(Dataset items)
──────
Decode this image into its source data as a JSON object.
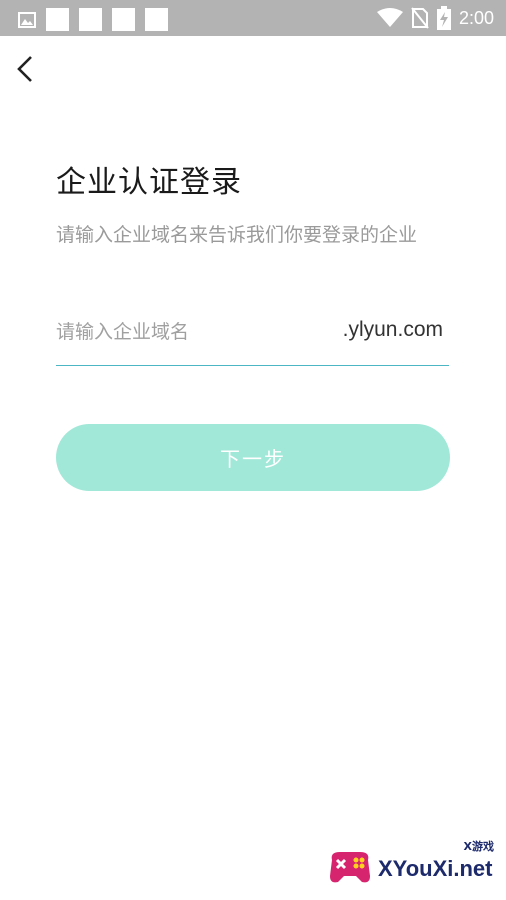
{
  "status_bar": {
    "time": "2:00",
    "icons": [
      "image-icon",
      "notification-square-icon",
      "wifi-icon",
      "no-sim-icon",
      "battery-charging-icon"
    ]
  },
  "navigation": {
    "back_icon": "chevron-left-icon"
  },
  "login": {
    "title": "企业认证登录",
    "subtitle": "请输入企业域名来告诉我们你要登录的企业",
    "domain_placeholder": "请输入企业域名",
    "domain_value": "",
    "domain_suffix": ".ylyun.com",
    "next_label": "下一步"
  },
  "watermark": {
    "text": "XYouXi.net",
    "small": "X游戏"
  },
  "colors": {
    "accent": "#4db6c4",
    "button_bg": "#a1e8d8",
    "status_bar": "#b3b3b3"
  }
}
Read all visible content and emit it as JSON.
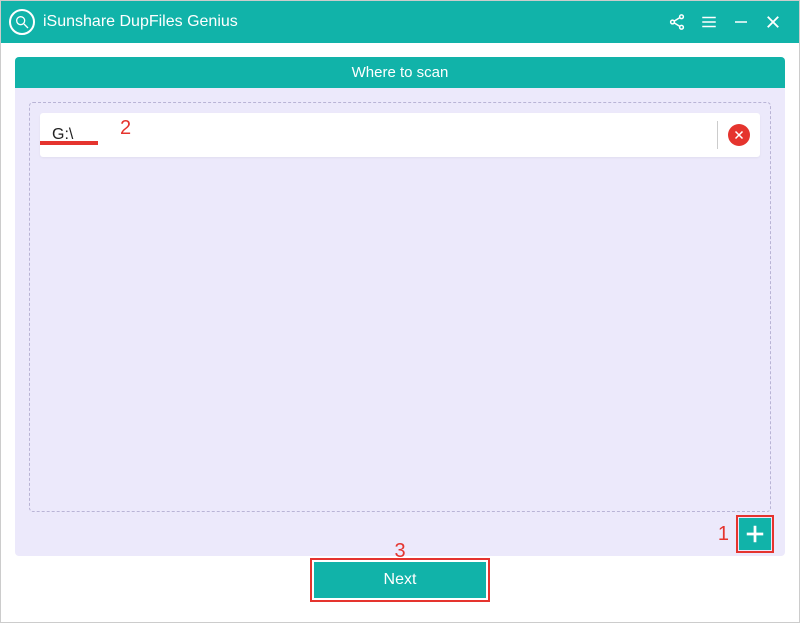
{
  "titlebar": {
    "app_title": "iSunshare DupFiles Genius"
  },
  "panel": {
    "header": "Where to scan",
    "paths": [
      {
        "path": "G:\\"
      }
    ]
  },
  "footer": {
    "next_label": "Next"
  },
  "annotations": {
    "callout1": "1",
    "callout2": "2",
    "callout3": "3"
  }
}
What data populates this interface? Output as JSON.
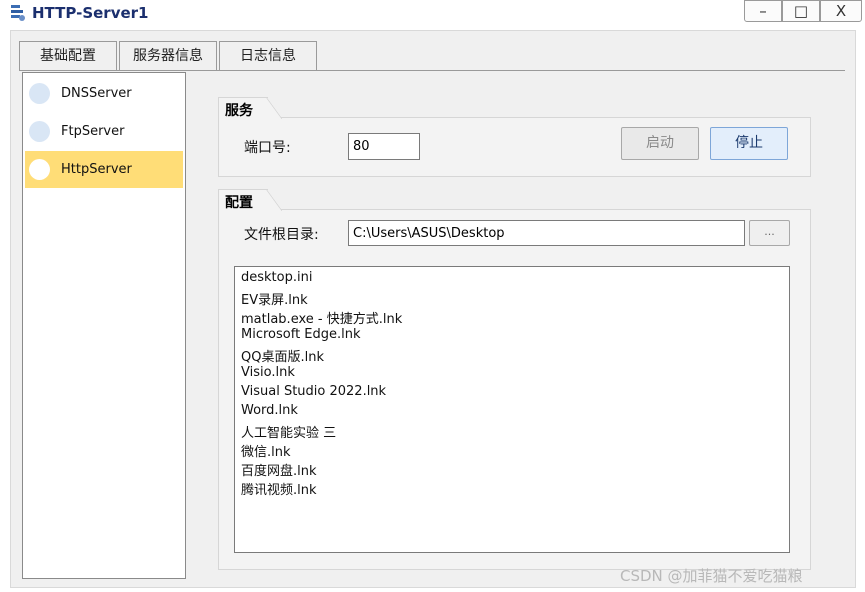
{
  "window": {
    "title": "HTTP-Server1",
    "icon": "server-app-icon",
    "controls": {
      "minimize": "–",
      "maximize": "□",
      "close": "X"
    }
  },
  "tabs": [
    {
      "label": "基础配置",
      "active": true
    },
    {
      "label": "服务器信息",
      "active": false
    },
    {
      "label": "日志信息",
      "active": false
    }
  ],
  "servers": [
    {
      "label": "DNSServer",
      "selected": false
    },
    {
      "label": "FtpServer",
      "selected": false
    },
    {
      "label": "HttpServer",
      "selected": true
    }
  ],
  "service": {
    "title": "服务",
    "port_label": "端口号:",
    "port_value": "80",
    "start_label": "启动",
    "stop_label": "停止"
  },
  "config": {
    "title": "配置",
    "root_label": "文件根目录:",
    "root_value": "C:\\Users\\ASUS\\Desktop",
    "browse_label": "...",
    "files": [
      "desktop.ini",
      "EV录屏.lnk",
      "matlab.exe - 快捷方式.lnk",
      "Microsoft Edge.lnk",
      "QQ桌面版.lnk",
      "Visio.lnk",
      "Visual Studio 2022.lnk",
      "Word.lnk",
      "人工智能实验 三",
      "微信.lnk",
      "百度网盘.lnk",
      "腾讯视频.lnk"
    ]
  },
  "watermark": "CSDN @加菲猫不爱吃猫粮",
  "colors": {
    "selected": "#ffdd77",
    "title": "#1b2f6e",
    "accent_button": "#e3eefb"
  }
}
──────
## TASK STATEMENT
Scan the material above. Extract every line in which the word "JSON" occurs.

## FINAL ANSWER
Decode this image into its source data as a JSON object.
Read all visible content and emit it as JSON.
What data populates this interface? Output as JSON.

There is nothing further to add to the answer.